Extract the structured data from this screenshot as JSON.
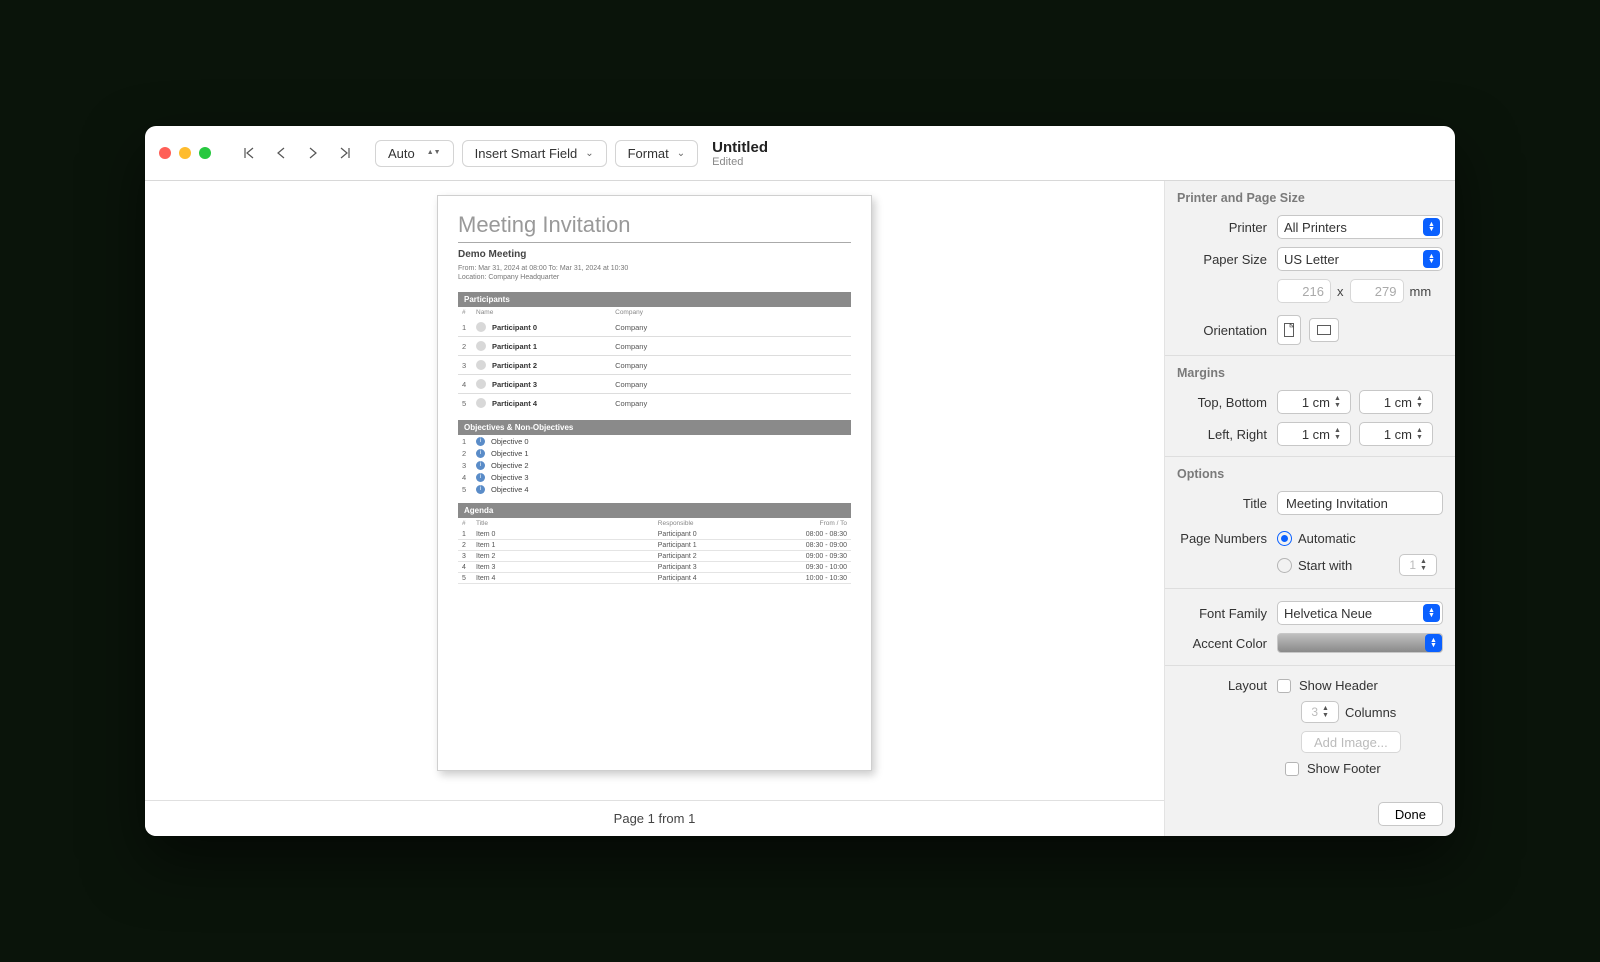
{
  "toolbar": {
    "zoom": "Auto",
    "insert": "Insert Smart Field",
    "format": "Format",
    "title": "Untitled",
    "status": "Edited"
  },
  "footer": {
    "page_counter": "Page 1 from 1"
  },
  "preview": {
    "title": "Meeting Invitation",
    "subtitle": "Demo Meeting",
    "metaLine1": "From: Mar 31, 2024 at 08:00 To: Mar 31, 2024 at 10:30",
    "metaLine2": "Location:  Company Headquarter",
    "sections": {
      "participants": "Participants",
      "objectives": "Objectives & Non-Objectives",
      "agenda": "Agenda"
    },
    "participantsHeaders": {
      "num": "#",
      "name": "Name",
      "company": "Company"
    },
    "participants": [
      {
        "n": "1",
        "name": "Participant 0",
        "company": "Company"
      },
      {
        "n": "2",
        "name": "Participant 1",
        "company": "Company"
      },
      {
        "n": "3",
        "name": "Participant 2",
        "company": "Company"
      },
      {
        "n": "4",
        "name": "Participant 3",
        "company": "Company"
      },
      {
        "n": "5",
        "name": "Participant 4",
        "company": "Company"
      }
    ],
    "objectives": [
      {
        "n": "1",
        "text": "Objective 0"
      },
      {
        "n": "2",
        "text": "Objective 1"
      },
      {
        "n": "3",
        "text": "Objective 2"
      },
      {
        "n": "4",
        "text": "Objective 3"
      },
      {
        "n": "5",
        "text": "Objective 4"
      }
    ],
    "agendaHeaders": {
      "num": "#",
      "title": "Title",
      "responsible": "Responsible",
      "time": "From / To"
    },
    "agenda": [
      {
        "n": "1",
        "title": "Item 0",
        "responsible": "Participant 0",
        "time": "08:00 - 08:30"
      },
      {
        "n": "2",
        "title": "Item 1",
        "responsible": "Participant 1",
        "time": "08:30 - 09:00"
      },
      {
        "n": "3",
        "title": "Item 2",
        "responsible": "Participant 2",
        "time": "09:00 - 09:30"
      },
      {
        "n": "4",
        "title": "Item 3",
        "responsible": "Participant 3",
        "time": "09:30 - 10:00"
      },
      {
        "n": "5",
        "title": "Item 4",
        "responsible": "Participant 4",
        "time": "10:00 - 10:30"
      }
    ]
  },
  "sidebar": {
    "section1": "Printer and Page Size",
    "printerLabel": "Printer",
    "printerValue": "All Printers",
    "paperSizeLabel": "Paper Size",
    "paperSizeValue": "US Letter",
    "width": "216",
    "height": "279",
    "unit": "mm",
    "orientationLabel": "Orientation",
    "section2": "Margins",
    "topBottomLabel": "Top, Bottom",
    "leftRightLabel": "Left, Right",
    "marginTop": "1 cm",
    "marginBottom": "1 cm",
    "marginLeft": "1 cm",
    "marginRight": "1 cm",
    "section3": "Options",
    "titleLabel": "Title",
    "titleValue": "Meeting Invitation",
    "pageNumbersLabel": "Page Numbers",
    "automatic": "Automatic",
    "startWith": "Start with",
    "startWithVal": "1",
    "fontFamilyLabel": "Font Family",
    "fontFamilyValue": "Helvetica Neue",
    "accentLabel": "Accent Color",
    "layoutLabel": "Layout",
    "showHeader": "Show Header",
    "headerCols": "3",
    "columns": "Columns",
    "addImage": "Add Image...",
    "showFooter": "Show Footer",
    "done": "Done"
  }
}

◆ ◆ ◆

• _Short task_
Across the data, tally the lines containing "name" and give back the number alone.

• _Result of this exercise_
6